#### [Problem to work on]
Each entry here needs to be set down again exactly, please; pictures are left out.

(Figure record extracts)
=======

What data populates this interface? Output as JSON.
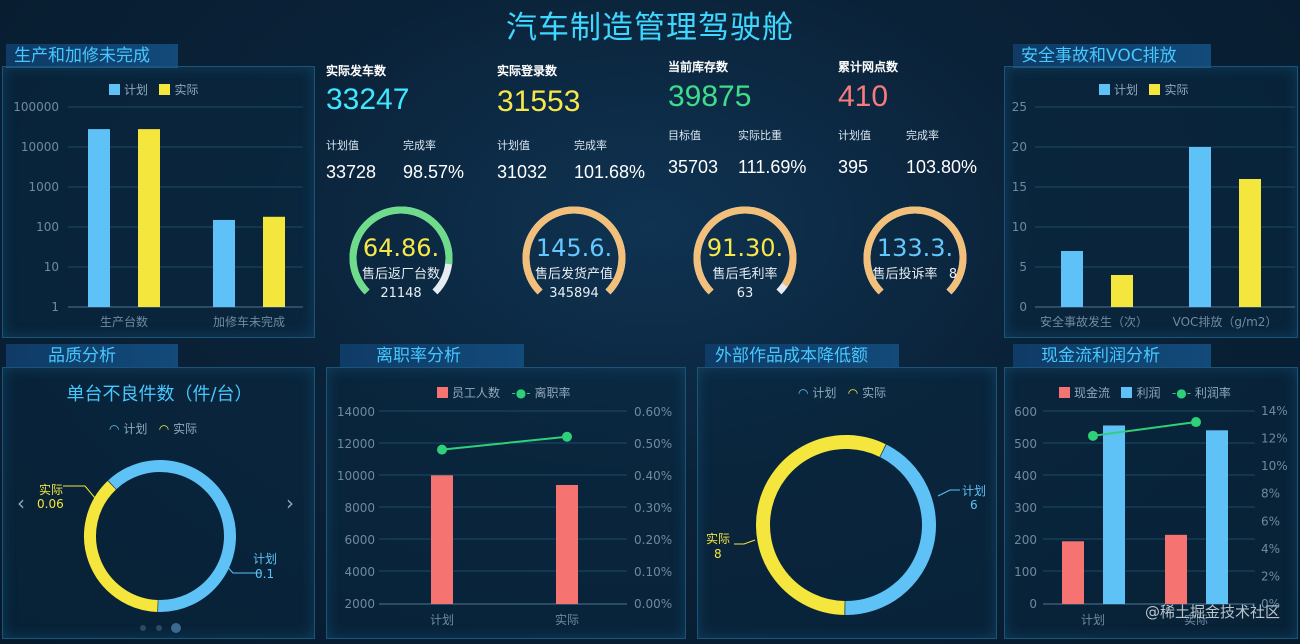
{
  "title": "汽车制造管理驾驶舱",
  "watermark": "@稀土掘金技术社区",
  "colors": {
    "plan": "#5ec2f7",
    "actual": "#f4e63c",
    "staff": "#f57370",
    "rate": "#2ed07a"
  },
  "panels": {
    "production": {
      "tab": "生产和加修未完成",
      "legend": [
        "计划",
        "实际"
      ],
      "chart_data": {
        "type": "bar",
        "yscale": "log",
        "categories": [
          "生产台数",
          "加修车未完成"
        ],
        "series": [
          {
            "name": "计划",
            "values": [
              28000,
              150
            ]
          },
          {
            "name": "实际",
            "values": [
              28000,
              180
            ]
          }
        ],
        "yticks": [
          "1",
          "10",
          "100",
          "1000",
          "10000",
          "100000"
        ],
        "ylim": [
          1,
          100000
        ]
      }
    },
    "safety": {
      "tab": "安全事故和VOC排放",
      "legend": [
        "计划",
        "实际"
      ],
      "chart_data": {
        "type": "bar",
        "categories": [
          "安全事故发生（次）",
          "VOC排放（g/m2）"
        ],
        "series": [
          {
            "name": "计划",
            "values": [
              7,
              20
            ]
          },
          {
            "name": "实际",
            "values": [
              4,
              16
            ]
          }
        ],
        "yticks": [
          "0",
          "5",
          "10",
          "15",
          "20",
          "25"
        ],
        "ylim": [
          0,
          25
        ]
      }
    },
    "quality": {
      "tab": "品质分析",
      "chart_title": "单台不良件数（件/台）",
      "legend": [
        "计划",
        "实际"
      ],
      "chart_data": {
        "type": "pie",
        "slices": [
          {
            "name": "计划",
            "value": 0.1
          },
          {
            "name": "实际",
            "value": 0.06
          }
        ]
      },
      "labels": {
        "plan_name": "计划",
        "plan_value": "0.1",
        "actual_name": "实际",
        "actual_value": "0.06"
      }
    },
    "turnover": {
      "tab": "离职率分析",
      "legend": [
        "员工人数",
        "离职率"
      ],
      "chart_data": {
        "type": "bar",
        "categories": [
          "计划",
          "实际"
        ],
        "series": [
          {
            "name": "员工人数",
            "values": [
              10000,
              9400
            ]
          },
          {
            "name": "离职率",
            "type": "line",
            "values": [
              0.48,
              0.52
            ]
          }
        ],
        "yticks": [
          "2000",
          "4000",
          "6000",
          "8000",
          "10000",
          "12000",
          "14000"
        ],
        "y2ticks": [
          "0.00%",
          "0.10%",
          "0.20%",
          "0.30%",
          "0.40%",
          "0.50%",
          "0.60%"
        ],
        "ylim": [
          2000,
          14000
        ],
        "y2lim": [
          0,
          0.6
        ]
      }
    },
    "cost": {
      "tab": "外部作品成本降低额",
      "legend": [
        "计划",
        "实际"
      ],
      "chart_data": {
        "type": "pie",
        "slices": [
          {
            "name": "计划",
            "value": 6
          },
          {
            "name": "实际",
            "value": 8
          }
        ]
      },
      "labels": {
        "plan_name": "计划",
        "plan_value": "6",
        "actual_name": "实际",
        "actual_value": "8"
      }
    },
    "cashflow": {
      "tab": "现金流利润分析",
      "legend": [
        "现金流",
        "利润",
        "利润率"
      ],
      "chart_data": {
        "type": "bar",
        "categories": [
          "计划",
          "实际"
        ],
        "series": [
          {
            "name": "现金流",
            "values": [
              195,
              215
            ]
          },
          {
            "name": "利润",
            "values": [
              555,
              540
            ]
          },
          {
            "name": "利润率",
            "type": "line",
            "values": [
              12.2,
              13.2
            ]
          }
        ],
        "yticks": [
          "0",
          "100",
          "200",
          "300",
          "400",
          "500",
          "600"
        ],
        "y2ticks": [
          "0%",
          "2%",
          "4%",
          "6%",
          "8%",
          "10%",
          "12%",
          "14%"
        ],
        "ylim": [
          0,
          600
        ],
        "y2lim": [
          0,
          14
        ]
      }
    }
  },
  "kpis": [
    {
      "label": "实际发车数",
      "value": "33247",
      "color": "#3ee8ff",
      "sub1_label": "计划值",
      "sub2_label": "完成率",
      "sub1_value": "33728",
      "sub2_value": "98.57%"
    },
    {
      "label": "实际登录数",
      "value": "31553",
      "color": "#f7e84a",
      "sub1_label": "计划值",
      "sub2_label": "完成率",
      "sub1_value": "31032",
      "sub2_value": "101.68%"
    },
    {
      "label": "当前库存数",
      "value": "39875",
      "color": "#3fdc8a",
      "sub1_label": "目标值",
      "sub2_label": "实际比重",
      "sub1_value": "35703",
      "sub2_value": "111.69%"
    },
    {
      "label": "累计网点数",
      "value": "410",
      "color": "#f87a7c",
      "sub1_label": "计划值",
      "sub2_label": "完成率",
      "sub1_value": "395",
      "sub2_value": "103.80%"
    }
  ],
  "gauges": [
    {
      "value_text": "64.86.",
      "label": "售后返厂台数",
      "sub": "21148",
      "value_color": "#f7e84a",
      "ring": "#6fdc8c",
      "fill_pct": 86
    },
    {
      "value_text": "145.6.",
      "label": "售后发货产值",
      "sub": "345894",
      "value_color": "#63c8ff",
      "ring": "#f2c07b",
      "fill_pct": 100
    },
    {
      "value_text": "91.30.",
      "label": "售后毛利率",
      "sub": "63",
      "value_color": "#f7e84a",
      "ring": "#f2c07b",
      "fill_pct": 96
    },
    {
      "value_text": "133.3.",
      "label": "售后投诉率",
      "sub": "8",
      "value_color": "#63c8ff",
      "ring": "#f2c07b",
      "fill_pct": 100
    }
  ]
}
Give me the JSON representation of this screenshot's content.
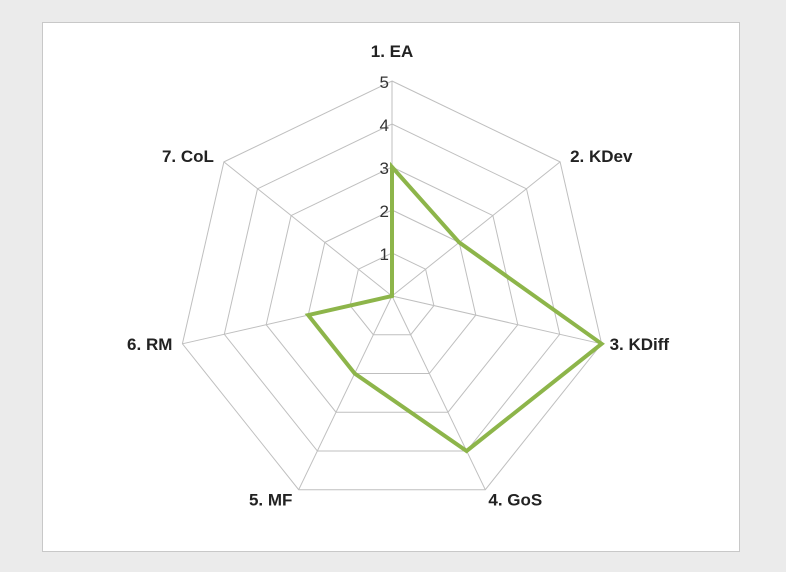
{
  "chart_data": {
    "type": "radar",
    "axes": [
      "1. EA",
      "2. KDev",
      "3. KDiff",
      "4. GoS",
      "5. MF",
      "6. RM",
      "7. CoL"
    ],
    "scale": {
      "min": 0,
      "max": 5,
      "ticks": [
        "1",
        "2",
        "3",
        "4",
        "5"
      ]
    },
    "series": [
      {
        "values": [
          3,
          2,
          5,
          4,
          2,
          2,
          0
        ],
        "color": "#8db54a"
      }
    ],
    "grid_color": "#bfbfbf",
    "grid": true,
    "legend": "none"
  }
}
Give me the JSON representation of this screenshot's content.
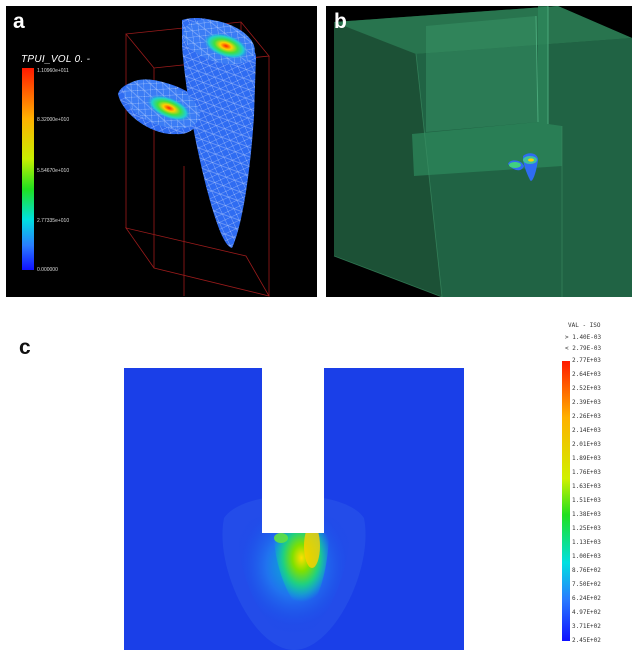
{
  "panel_a": {
    "label": "a",
    "colorbar": {
      "title": "TPUI_VOL 0. -",
      "ticks": [
        "1.10960e+011",
        "8.32000e+010",
        "5.54670e+010",
        "2.77335e+010",
        "0.000000"
      ]
    }
  },
  "panel_b": {
    "label": "b"
  },
  "panel_c": {
    "label": "c",
    "legend": {
      "header": [
        "VAL - ISO",
        "> 1.40E-03",
        "< 2.79E-03"
      ],
      "ticks": [
        "2.77E+03",
        "2.64E+03",
        "2.52E+03",
        "2.39E+03",
        "2.26E+03",
        "2.14E+03",
        "2.01E+03",
        "1.89E+03",
        "1.76E+03",
        "1.63E+03",
        "1.51E+03",
        "1.38E+03",
        "1.25E+03",
        "1.13E+03",
        "1.00E+03",
        "8.76E+02",
        "7.50E+02",
        "6.24E+02",
        "4.97E+02",
        "3.71E+02",
        "2.45E+02"
      ]
    }
  },
  "colors": {
    "background_dark": "#000000",
    "field_blue": "#1a3fe8",
    "mesh_blue": "#2f6cf2",
    "box_red": "#9b1b1b",
    "translucent_green": "#2f8a5a"
  }
}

=======

#### [Solved problem]
What data populates this interface? Output as JSON.
{
  "title": "汽车制造管理驾驶舱",
  "watermark": "@稀土掘金技术社区",
  "colors": {
    "plan": "#5ec2f7",
    "actual": "#f4e63c",
    "staff": "#f57370",
    "rate": "#2ed07a"
  },
  "panels": {
    "production": {
      "tab": "生产和加修未完成",
      "legend": [
        "计划",
        "实际"
      ],
      "chart_data": {
        "type": "bar",
        "yscale": "log",
        "categories": [
          "生产台数",
          "加修车未完成"
        ],
        "series": [
          {
            "name": "计划",
            "values": [
              28000,
              150
            ]
          },
          {
            "name": "实际",
            "values": [
              28000,
              180
            ]
          }
        ],
        "yticks": [
          "1",
          "10",
          "100",
          "1000",
          "10000",
          "100000"
        ],
        "ylim": [
          1,
          100000
        ]
      }
    },
    "safety": {
      "tab": "安全事故和VOC排放",
      "legend": [
        "计划",
        "实际"
      ],
      "chart_data": {
        "type": "bar",
        "categories": [
          "安全事故发生（次）",
          "VOC排放（g/m2）"
        ],
        "series": [
          {
            "name": "计划",
            "values": [
              7,
              20
            ]
          },
          {
            "name": "实际",
            "values": [
              4,
              16
            ]
          }
        ],
        "yticks": [
          "0",
          "5",
          "10",
          "15",
          "20",
          "25"
        ],
        "ylim": [
          0,
          25
        ]
      }
    },
    "quality": {
      "tab": "品质分析",
      "chart_title": "单台不良件数（件/台）",
      "legend": [
        "计划",
        "实际"
      ],
      "chart_data": {
        "type": "pie",
        "slices": [
          {
            "name": "计划",
            "value": 0.1
          },
          {
            "name": "实际",
            "value": 0.06
          }
        ]
      },
      "labels": {
        "plan_name": "计划",
        "plan_value": "0.1",
        "actual_name": "实际",
        "actual_value": "0.06"
      }
    },
    "turnover": {
      "tab": "离职率分析",
      "legend": [
        "员工人数",
        "离职率"
      ],
      "chart_data": {
        "type": "bar",
        "categories": [
          "计划",
          "实际"
        ],
        "series": [
          {
            "name": "员工人数",
            "values": [
              10000,
              9400
            ]
          },
          {
            "name": "离职率",
            "type": "line",
            "values": [
              0.48,
              0.52
            ]
          }
        ],
        "yticks": [
          "2000",
          "4000",
          "6000",
          "8000",
          "10000",
          "12000",
          "14000"
        ],
        "y2ticks": [
          "0.00%",
          "0.10%",
          "0.20%",
          "0.30%",
          "0.40%",
          "0.50%",
          "0.60%"
        ],
        "ylim": [
          2000,
          14000
        ],
        "y2lim": [
          0,
          0.6
        ]
      }
    },
    "cost": {
      "tab": "外部作品成本降低额",
      "legend": [
        "计划",
        "实际"
      ],
      "chart_data": {
        "type": "pie",
        "slices": [
          {
            "name": "计划",
            "value": 6
          },
          {
            "name": "实际",
            "value": 8
          }
        ]
      },
      "labels": {
        "plan_name": "计划",
        "plan_value": "6",
        "actual_name": "实际",
        "actual_value": "8"
      }
    },
    "cashflow": {
      "tab": "现金流利润分析",
      "legend": [
        "现金流",
        "利润",
        "利润率"
      ],
      "chart_data": {
        "type": "bar",
        "categories": [
          "计划",
          "实际"
        ],
        "series": [
          {
            "name": "现金流",
            "values": [
              195,
              215
            ]
          },
          {
            "name": "利润",
            "values": [
              555,
              540
            ]
          },
          {
            "name": "利润率",
            "type": "line",
            "values": [
              12.2,
              13.2
            ]
          }
        ],
        "yticks": [
          "0",
          "100",
          "200",
          "300",
          "400",
          "500",
          "600"
        ],
        "y2ticks": [
          "0%",
          "2%",
          "4%",
          "6%",
          "8%",
          "10%",
          "12%",
          "14%"
        ],
        "ylim": [
          0,
          600
        ],
        "y2lim": [
          0,
          14
        ]
      }
    }
  },
  "kpis": [
    {
      "label": "实际发车数",
      "value": "33247",
      "color": "#3ee8ff",
      "sub1_label": "计划值",
      "sub2_label": "完成率",
      "sub1_value": "33728",
      "sub2_value": "98.57%"
    },
    {
      "label": "实际登录数",
      "value": "31553",
      "color": "#f7e84a",
      "sub1_label": "计划值",
      "sub2_label": "完成率",
      "sub1_value": "31032",
      "sub2_value": "101.68%"
    },
    {
      "label": "当前库存数",
      "value": "39875",
      "color": "#3fdc8a",
      "sub1_label": "目标值",
      "sub2_label": "实际比重",
      "sub1_value": "35703",
      "sub2_value": "111.69%"
    },
    {
      "label": "累计网点数",
      "value": "410",
      "color": "#f87a7c",
      "sub1_label": "计划值",
      "sub2_label": "完成率",
      "sub1_value": "395",
      "sub2_value": "103.80%"
    }
  ],
  "gauges": [
    {
      "value_text": "64.86.",
      "label": "售后返厂台数",
      "sub": "21148",
      "value_color": "#f7e84a",
      "ring": "#6fdc8c",
      "fill_pct": 86
    },
    {
      "value_text": "145.6.",
      "label": "售后发货产值",
      "sub": "345894",
      "value_color": "#63c8ff",
      "ring": "#f2c07b",
      "fill_pct": 100
    },
    {
      "value_text": "91.30.",
      "label": "售后毛利率",
      "sub": "63",
      "value_color": "#f7e84a",
      "ring": "#f2c07b",
      "fill_pct": 96
    },
    {
      "value_text": "133.3.",
      "label": "售后投诉率",
      "sub": "8",
      "value_color": "#63c8ff",
      "ring": "#f2c07b",
      "fill_pct": 100
    }
  ]
}
Give me the JSON representation of this screenshot's content.
{
  "chart_data": {
    "type": "radar",
    "axes": [
      "1. EA",
      "2. KDev",
      "3. KDiff",
      "4. GoS",
      "5. MF",
      "6. RM",
      "7. CoL"
    ],
    "scale": {
      "min": 0,
      "max": 5,
      "ticks": [
        "1",
        "2",
        "3",
        "4",
        "5"
      ]
    },
    "series": [
      {
        "values": [
          3,
          2,
          5,
          4,
          2,
          2,
          0
        ],
        "color": "#8db54a"
      }
    ],
    "grid_color": "#bfbfbf",
    "grid": true,
    "legend": "none"
  }
}
Give me the JSON representation of this screenshot's content.
{
  "panel_a": {
    "label": "a",
    "colorbar": {
      "title": "TPUI_VOL 0. -",
      "ticks": [
        "1.10960e+011",
        "8.32000e+010",
        "5.54670e+010",
        "2.77335e+010",
        "0.000000"
      ]
    }
  },
  "panel_b": {
    "label": "b"
  },
  "panel_c": {
    "label": "c",
    "legend": {
      "header": [
        "VAL - ISO",
        "> 1.40E-03",
        "< 2.79E-03"
      ],
      "ticks": [
        "2.77E+03",
        "2.64E+03",
        "2.52E+03",
        "2.39E+03",
        "2.26E+03",
        "2.14E+03",
        "2.01E+03",
        "1.89E+03",
        "1.76E+03",
        "1.63E+03",
        "1.51E+03",
        "1.38E+03",
        "1.25E+03",
        "1.13E+03",
        "1.00E+03",
        "8.76E+02",
        "7.50E+02",
        "6.24E+02",
        "4.97E+02",
        "3.71E+02",
        "2.45E+02"
      ]
    }
  },
  "colors": {
    "background_dark": "#000000",
    "field_blue": "#1a3fe8",
    "mesh_blue": "#2f6cf2",
    "box_red": "#9b1b1b",
    "translucent_green": "#2f8a5a"
  }
}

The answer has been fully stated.